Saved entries
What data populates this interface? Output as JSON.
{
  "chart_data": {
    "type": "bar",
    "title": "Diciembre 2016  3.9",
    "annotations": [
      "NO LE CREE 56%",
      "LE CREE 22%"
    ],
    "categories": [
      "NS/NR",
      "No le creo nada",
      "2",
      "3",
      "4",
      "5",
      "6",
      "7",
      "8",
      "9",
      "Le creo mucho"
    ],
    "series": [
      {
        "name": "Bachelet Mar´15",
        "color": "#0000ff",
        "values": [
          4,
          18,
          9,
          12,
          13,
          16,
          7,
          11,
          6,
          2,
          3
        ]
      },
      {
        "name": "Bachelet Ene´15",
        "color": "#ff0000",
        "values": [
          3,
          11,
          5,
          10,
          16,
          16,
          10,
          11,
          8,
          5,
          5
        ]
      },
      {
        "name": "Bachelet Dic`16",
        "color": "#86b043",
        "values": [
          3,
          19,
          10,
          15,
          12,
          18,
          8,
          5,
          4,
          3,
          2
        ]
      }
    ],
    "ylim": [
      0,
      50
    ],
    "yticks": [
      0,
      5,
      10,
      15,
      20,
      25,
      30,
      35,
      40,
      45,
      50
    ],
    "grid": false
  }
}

● **OBJECTIVE**
Scan the material above. Return every line containing the string "Bachelet".

● **PROBLEM SOLUTION**
        "name": "Bachelet Mar´15",
        "name": "Bachelet Ene´15",
        "name": "Bachelet Dic`16",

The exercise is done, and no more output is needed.